══ Records shown

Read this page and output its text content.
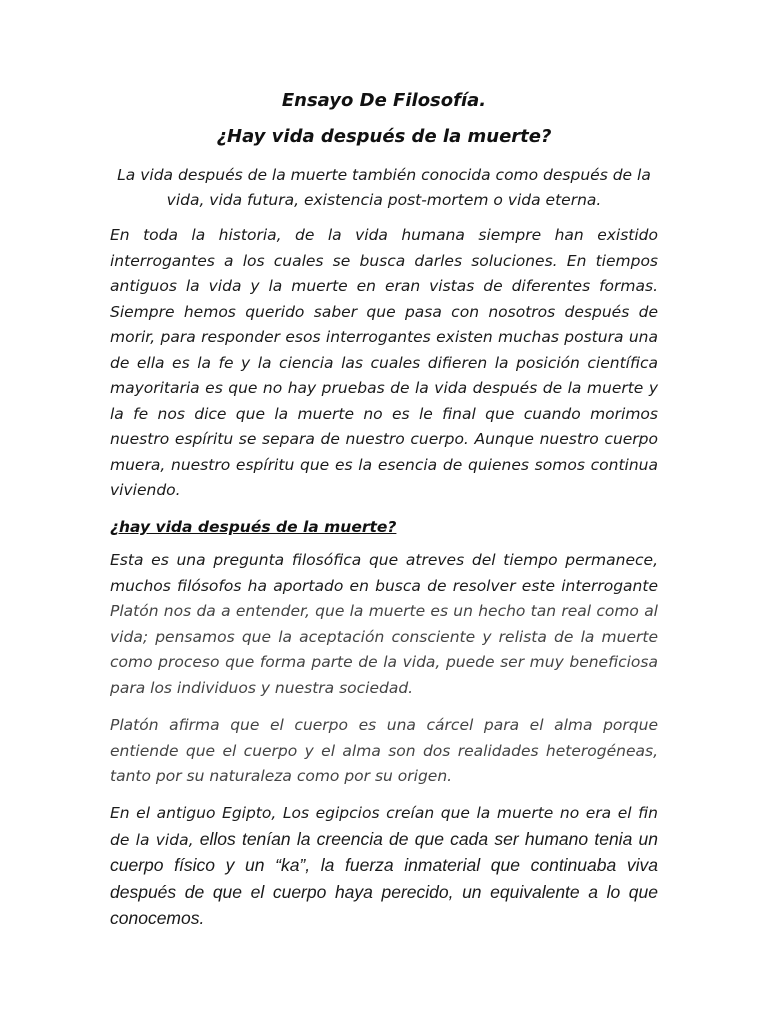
Ensayo De Filosofía.
¿Hay vida después de la muerte?
La vida después de la muerte también conocida como después de la vida, vida futura, existencia post-mortem o vida eterna.
En toda la historia, de la vida humana siempre han existido interrogantes a los cuales se busca darles soluciones. En tiempos antiguos la vida y la muerte en eran vistas de diferentes formas. Siempre hemos querido saber que pasa con nosotros después de morir, para responder esos interrogantes existen muchas postura una de ella es la fe y la ciencia las cuales difieren la posición científica mayoritaria es que no hay pruebas de la vida después de la muerte y la fe nos dice que la muerte no es le final que cuando morimos nuestro espíritu se separa de nuestro cuerpo. Aunque nuestro cuerpo muera, nuestro espíritu que es la esencia de quienes somos continua viviendo.
¿hay vida después de la muerte?
Esta es una pregunta filosófica que atreves del tiempo permanece, muchos filósofos ha aportado en busca de resolver este interrogante Platón nos da a entender, que la muerte es un hecho tan real como al vida; pensamos que la aceptación consciente y relista de la muerte como proceso que forma parte de la vida, puede ser muy beneficiosa para los individuos y nuestra sociedad.
Platón afirma que el cuerpo es una cárcel para el alma porque entiende que el cuerpo y el alma son dos realidades heterogéneas, tanto por su naturaleza como por su origen.
En el antiguo Egipto, Los egipcios creían que la muerte no era el fin de la vida, ellos tenían la creencia de que cada ser humano tenia un cuerpo físico y un “ka”, la fuerza inmaterial que continuaba viva después de que el cuerpo haya perecido, un equivalente a lo que conocemos.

════

**Set task**
Repeat every record above exactly, but leave out any pictures.

**Exercise result**
Read this page and output its text content.
Ensayo De Filosofía.
¿Hay vida después de la muerte?
La vida después de la muerte también conocida como después de la vida, vida futura, existencia post-mortem o vida eterna.
En toda la historia, de la vida humana siempre han existido interrogantes a los cuales se busca darles soluciones. En tiempos antiguos la vida y la muerte en eran vistas de diferentes formas. Siempre hemos querido saber que pasa con nosotros después de morir, para responder esos interrogantes existen muchas postura una de ella es la fe y la ciencia las cuales difieren la posición científica mayoritaria es que no hay pruebas de la vida después de la muerte y la fe nos dice que la muerte no es le final que cuando morimos nuestro espíritu se separa de nuestro cuerpo. Aunque nuestro cuerpo muera, nuestro espíritu que es la esencia de quienes somos continua viviendo.
¿hay vida después de la muerte?
Esta es una pregunta filosófica que atreves del tiempo permanece, muchos filósofos ha aportado en busca de resolver este interrogante Platón nos da a entender, que la muerte es un hecho tan real como al vida; pensamos que la aceptación consciente y relista de la muerte como proceso que forma parte de la vida, puede ser muy beneficiosa para los individuos y nuestra sociedad.
Platón afirma que el cuerpo es una cárcel para el alma porque entiende que el cuerpo y el alma son dos realidades heterogéneas, tanto por su naturaleza como por su origen.
En el antiguo Egipto, Los egipcios creían que la muerte no era el fin de la vida, ellos tenían la creencia de que cada ser humano tenia un cuerpo físico y un “ka”, la fuerza inmaterial que continuaba viva después de que el cuerpo haya perecido, un equivalente a lo que conocemos.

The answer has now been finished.